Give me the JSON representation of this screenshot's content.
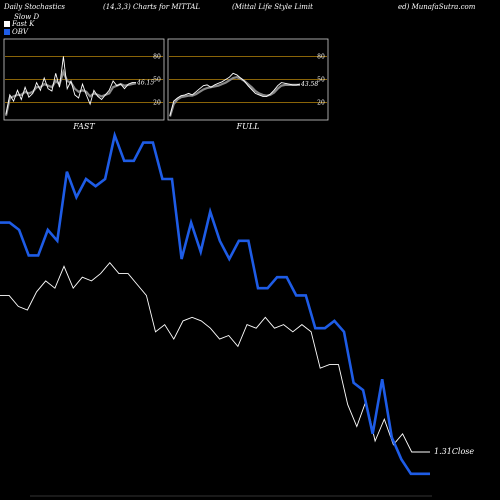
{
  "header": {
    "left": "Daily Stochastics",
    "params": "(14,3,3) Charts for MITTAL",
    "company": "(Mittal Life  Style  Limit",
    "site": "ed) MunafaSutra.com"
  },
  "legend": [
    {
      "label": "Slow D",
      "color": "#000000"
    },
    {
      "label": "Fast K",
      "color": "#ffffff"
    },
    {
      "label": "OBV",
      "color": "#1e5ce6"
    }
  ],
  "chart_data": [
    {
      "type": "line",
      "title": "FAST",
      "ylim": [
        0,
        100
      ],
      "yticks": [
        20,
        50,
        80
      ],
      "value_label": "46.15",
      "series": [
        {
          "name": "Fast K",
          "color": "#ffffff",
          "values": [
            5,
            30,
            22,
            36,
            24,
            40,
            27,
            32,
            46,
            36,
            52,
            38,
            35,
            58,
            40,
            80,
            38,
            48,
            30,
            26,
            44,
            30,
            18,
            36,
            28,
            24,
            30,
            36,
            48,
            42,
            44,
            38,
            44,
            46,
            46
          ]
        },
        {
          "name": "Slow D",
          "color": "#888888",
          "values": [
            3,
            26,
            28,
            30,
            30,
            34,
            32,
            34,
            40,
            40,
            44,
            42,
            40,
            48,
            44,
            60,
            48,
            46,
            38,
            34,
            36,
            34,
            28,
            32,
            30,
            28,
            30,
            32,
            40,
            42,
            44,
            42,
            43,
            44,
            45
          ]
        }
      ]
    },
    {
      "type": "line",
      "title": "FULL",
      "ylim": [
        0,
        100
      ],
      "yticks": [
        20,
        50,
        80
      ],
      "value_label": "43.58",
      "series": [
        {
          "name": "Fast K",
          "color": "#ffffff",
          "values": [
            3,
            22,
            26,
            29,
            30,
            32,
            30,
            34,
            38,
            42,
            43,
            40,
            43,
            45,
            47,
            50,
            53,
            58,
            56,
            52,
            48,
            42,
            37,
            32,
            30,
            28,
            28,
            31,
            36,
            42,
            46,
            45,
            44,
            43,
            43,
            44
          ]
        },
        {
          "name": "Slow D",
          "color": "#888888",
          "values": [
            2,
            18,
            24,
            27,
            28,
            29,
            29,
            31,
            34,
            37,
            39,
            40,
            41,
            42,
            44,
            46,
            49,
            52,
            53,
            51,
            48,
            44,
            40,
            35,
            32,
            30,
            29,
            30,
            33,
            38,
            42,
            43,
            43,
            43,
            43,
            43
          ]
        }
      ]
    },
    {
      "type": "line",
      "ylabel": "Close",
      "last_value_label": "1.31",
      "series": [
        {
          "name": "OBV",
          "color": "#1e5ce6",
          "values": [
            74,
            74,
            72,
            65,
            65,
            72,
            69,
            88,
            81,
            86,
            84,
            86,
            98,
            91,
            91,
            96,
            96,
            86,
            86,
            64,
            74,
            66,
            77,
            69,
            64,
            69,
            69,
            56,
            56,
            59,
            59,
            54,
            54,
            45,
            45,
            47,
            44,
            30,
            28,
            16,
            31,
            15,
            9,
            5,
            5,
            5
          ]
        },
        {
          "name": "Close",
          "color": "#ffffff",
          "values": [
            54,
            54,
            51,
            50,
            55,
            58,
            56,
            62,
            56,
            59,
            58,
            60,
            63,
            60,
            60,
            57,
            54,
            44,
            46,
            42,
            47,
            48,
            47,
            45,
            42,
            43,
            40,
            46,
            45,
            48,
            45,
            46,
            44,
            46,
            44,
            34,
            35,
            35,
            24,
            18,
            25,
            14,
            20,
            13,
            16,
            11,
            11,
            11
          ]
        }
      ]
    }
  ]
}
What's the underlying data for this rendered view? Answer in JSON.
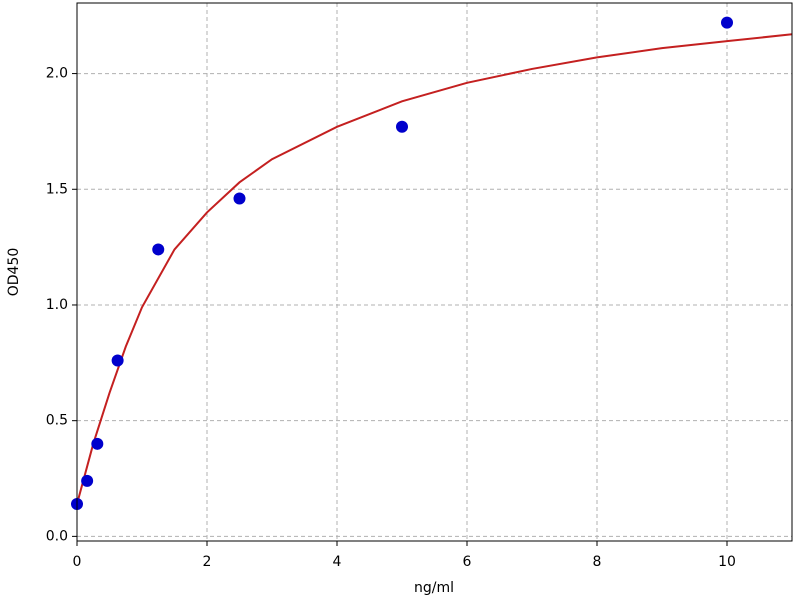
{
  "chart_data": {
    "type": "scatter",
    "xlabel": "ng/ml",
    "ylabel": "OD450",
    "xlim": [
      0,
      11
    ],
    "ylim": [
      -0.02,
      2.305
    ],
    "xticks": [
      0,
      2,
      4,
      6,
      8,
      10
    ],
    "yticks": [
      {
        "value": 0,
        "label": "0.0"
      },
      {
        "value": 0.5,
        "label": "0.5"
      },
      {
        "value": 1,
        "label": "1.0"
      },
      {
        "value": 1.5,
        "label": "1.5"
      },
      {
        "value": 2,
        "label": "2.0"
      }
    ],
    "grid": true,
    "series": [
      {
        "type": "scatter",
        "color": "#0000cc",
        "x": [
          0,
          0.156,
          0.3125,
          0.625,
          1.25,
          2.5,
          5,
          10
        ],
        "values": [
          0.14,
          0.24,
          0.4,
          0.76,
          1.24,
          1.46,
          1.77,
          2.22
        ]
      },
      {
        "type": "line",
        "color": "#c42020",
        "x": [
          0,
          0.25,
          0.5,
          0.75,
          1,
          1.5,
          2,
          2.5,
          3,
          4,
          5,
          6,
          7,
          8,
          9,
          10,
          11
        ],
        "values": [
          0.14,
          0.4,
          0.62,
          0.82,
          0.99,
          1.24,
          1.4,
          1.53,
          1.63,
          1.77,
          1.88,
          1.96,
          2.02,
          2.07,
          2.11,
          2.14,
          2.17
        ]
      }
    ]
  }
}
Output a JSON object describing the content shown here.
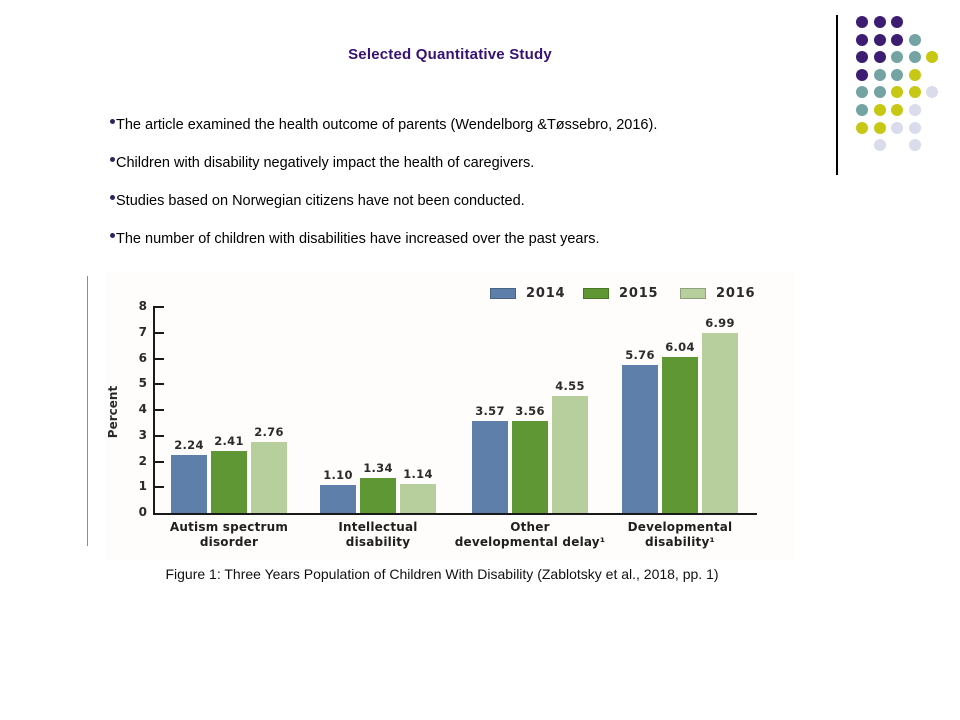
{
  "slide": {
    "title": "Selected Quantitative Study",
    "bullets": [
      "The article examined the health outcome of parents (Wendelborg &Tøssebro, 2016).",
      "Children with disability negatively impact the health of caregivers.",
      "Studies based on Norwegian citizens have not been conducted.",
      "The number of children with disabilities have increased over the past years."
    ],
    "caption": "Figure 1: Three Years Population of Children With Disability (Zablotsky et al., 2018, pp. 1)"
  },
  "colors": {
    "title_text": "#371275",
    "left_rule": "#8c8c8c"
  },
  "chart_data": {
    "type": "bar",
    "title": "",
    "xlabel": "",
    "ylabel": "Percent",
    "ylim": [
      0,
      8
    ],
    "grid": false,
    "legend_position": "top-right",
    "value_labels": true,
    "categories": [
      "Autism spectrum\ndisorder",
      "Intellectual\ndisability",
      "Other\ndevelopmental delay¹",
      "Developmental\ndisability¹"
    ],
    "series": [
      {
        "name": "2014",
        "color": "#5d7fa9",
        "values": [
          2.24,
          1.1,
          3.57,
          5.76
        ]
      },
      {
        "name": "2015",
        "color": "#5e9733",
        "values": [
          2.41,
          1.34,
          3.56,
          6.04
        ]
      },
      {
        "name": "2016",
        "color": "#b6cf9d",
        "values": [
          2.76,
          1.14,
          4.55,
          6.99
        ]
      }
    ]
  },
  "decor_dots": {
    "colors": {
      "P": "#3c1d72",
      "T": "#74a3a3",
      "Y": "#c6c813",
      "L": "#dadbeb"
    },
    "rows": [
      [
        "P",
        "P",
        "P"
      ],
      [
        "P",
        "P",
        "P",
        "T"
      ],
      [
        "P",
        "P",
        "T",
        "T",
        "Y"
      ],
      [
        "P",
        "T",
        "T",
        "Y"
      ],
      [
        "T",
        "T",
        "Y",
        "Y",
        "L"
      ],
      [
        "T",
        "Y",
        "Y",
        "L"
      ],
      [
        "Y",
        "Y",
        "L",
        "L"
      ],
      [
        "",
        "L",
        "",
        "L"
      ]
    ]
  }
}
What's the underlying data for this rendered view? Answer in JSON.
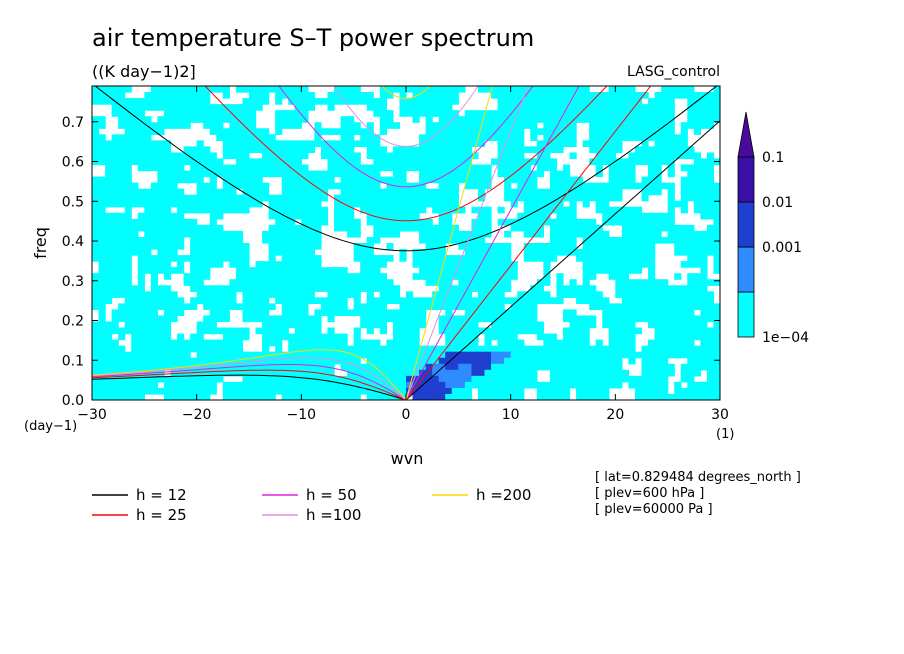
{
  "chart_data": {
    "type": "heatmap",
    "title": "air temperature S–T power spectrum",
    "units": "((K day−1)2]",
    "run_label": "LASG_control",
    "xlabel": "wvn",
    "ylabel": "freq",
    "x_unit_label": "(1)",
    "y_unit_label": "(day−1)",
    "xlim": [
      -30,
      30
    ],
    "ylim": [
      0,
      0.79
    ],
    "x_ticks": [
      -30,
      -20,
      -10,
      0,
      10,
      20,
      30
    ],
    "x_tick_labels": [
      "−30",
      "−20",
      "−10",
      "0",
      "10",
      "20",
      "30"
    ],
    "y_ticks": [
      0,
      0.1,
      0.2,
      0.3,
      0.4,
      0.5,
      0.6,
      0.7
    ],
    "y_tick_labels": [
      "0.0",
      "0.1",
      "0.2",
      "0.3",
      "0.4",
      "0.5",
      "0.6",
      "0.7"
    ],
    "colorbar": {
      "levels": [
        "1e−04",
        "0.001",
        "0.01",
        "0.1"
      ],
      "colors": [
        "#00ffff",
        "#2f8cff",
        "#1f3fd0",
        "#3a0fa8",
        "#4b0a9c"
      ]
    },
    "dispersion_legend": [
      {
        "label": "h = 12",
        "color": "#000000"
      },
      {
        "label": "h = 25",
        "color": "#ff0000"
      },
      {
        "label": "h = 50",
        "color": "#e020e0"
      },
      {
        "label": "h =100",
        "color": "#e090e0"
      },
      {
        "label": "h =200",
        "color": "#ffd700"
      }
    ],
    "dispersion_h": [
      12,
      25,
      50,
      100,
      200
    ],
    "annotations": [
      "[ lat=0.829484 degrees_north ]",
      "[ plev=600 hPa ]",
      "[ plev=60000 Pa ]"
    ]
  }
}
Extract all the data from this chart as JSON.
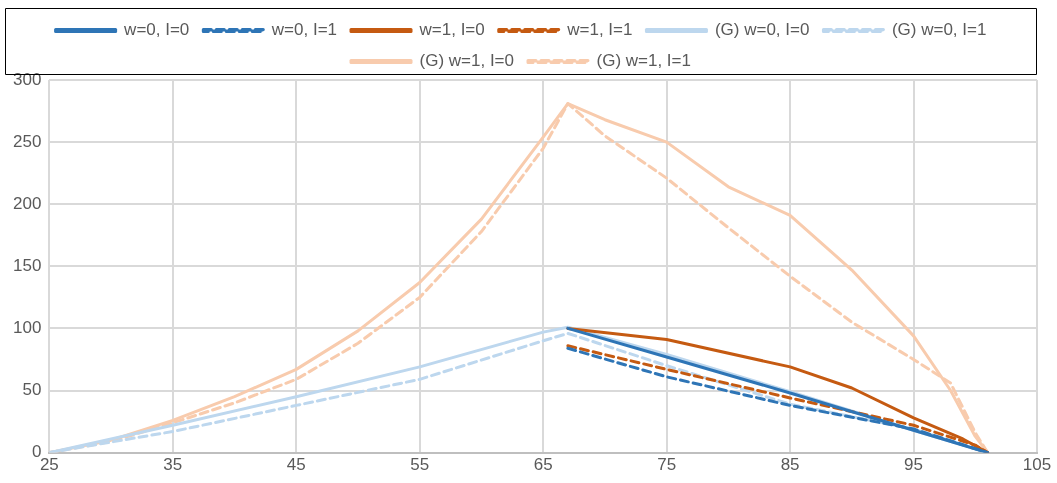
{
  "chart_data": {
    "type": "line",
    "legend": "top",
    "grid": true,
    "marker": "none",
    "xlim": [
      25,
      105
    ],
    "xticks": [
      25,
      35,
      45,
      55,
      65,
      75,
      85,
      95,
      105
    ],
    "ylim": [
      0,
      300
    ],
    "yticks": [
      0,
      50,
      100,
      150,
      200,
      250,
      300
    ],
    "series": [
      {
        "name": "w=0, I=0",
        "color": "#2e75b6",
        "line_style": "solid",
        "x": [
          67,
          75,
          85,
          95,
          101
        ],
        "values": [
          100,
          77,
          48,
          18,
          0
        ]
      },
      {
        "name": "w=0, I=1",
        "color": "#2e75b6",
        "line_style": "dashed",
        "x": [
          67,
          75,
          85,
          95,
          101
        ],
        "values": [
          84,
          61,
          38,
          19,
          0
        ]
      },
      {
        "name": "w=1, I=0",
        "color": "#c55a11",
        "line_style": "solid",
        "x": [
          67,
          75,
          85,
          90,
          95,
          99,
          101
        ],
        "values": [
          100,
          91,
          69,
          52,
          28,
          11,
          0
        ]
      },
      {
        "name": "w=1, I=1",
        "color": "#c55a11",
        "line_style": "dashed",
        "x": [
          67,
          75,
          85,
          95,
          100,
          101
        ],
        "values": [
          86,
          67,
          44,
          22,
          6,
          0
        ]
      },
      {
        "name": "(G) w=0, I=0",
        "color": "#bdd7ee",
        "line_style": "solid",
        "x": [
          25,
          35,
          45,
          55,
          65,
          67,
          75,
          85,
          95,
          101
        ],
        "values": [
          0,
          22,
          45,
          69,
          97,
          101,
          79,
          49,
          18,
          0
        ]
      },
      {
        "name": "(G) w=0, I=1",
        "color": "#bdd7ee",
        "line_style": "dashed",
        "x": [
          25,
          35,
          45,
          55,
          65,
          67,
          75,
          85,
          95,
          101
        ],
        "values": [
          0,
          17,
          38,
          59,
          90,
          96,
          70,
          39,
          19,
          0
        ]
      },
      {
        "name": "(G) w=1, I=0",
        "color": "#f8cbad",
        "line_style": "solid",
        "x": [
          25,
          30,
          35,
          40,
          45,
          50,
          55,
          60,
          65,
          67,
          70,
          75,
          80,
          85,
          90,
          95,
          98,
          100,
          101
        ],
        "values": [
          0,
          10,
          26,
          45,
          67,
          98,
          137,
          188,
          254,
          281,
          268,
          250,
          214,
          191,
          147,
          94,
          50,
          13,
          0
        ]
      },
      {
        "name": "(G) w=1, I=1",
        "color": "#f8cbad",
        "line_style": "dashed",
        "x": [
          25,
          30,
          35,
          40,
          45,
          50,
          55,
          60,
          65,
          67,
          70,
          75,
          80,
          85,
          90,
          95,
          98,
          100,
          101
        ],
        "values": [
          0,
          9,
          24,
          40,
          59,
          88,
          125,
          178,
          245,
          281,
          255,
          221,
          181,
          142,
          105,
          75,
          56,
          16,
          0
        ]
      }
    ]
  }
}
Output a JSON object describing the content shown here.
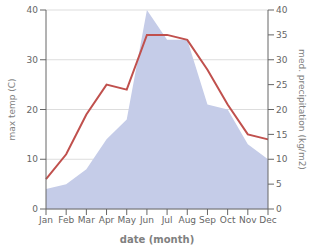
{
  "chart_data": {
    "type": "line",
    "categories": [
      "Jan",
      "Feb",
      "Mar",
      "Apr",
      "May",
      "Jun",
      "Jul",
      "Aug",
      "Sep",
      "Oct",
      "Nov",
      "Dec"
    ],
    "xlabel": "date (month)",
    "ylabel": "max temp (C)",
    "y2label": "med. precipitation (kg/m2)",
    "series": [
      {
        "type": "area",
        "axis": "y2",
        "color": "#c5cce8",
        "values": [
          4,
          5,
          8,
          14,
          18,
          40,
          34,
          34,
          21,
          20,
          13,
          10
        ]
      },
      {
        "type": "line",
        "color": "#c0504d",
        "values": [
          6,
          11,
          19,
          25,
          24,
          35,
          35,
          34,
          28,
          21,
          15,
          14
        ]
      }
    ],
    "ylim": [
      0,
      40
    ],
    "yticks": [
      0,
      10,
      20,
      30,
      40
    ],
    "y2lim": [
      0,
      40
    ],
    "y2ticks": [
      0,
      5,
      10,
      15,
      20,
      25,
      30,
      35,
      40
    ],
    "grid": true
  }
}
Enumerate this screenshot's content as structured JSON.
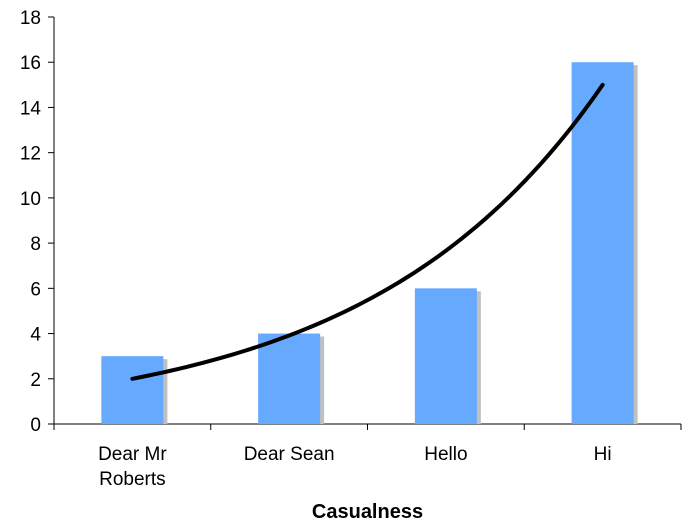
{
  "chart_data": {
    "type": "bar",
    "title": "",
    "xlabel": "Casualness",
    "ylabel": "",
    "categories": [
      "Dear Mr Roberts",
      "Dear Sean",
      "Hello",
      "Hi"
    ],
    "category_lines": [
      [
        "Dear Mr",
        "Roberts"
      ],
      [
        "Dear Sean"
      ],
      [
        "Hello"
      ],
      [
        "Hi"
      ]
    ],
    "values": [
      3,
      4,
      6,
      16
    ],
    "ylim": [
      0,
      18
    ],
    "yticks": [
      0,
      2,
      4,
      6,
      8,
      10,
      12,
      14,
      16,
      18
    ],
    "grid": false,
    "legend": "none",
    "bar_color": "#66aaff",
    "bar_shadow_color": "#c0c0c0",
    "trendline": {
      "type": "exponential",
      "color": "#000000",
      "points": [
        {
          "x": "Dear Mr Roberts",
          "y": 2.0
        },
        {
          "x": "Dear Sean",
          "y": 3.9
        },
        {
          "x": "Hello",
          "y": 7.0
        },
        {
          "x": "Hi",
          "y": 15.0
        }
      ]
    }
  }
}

■ Set problem ■
Go to the line containing "Enumerate this screenshot's", then write out word for word every line from there to the end of the listing. Keep both end lines and drop the pictures.

■ Complete response ■
Enumerate this screenshot's content as structured JSON.
{
  "chart_data": {
    "type": "bar",
    "title": "",
    "xlabel": "Casualness",
    "ylabel": "",
    "categories": [
      "Dear Mr Roberts",
      "Dear Sean",
      "Hello",
      "Hi"
    ],
    "category_lines": [
      [
        "Dear Mr",
        "Roberts"
      ],
      [
        "Dear Sean"
      ],
      [
        "Hello"
      ],
      [
        "Hi"
      ]
    ],
    "values": [
      3,
      4,
      6,
      16
    ],
    "ylim": [
      0,
      18
    ],
    "yticks": [
      0,
      2,
      4,
      6,
      8,
      10,
      12,
      14,
      16,
      18
    ],
    "grid": false,
    "legend": "none",
    "bar_color": "#66aaff",
    "bar_shadow_color": "#c0c0c0",
    "trendline": {
      "type": "exponential",
      "color": "#000000",
      "points": [
        {
          "x": "Dear Mr Roberts",
          "y": 2.0
        },
        {
          "x": "Dear Sean",
          "y": 3.9
        },
        {
          "x": "Hello",
          "y": 7.0
        },
        {
          "x": "Hi",
          "y": 15.0
        }
      ]
    }
  }
}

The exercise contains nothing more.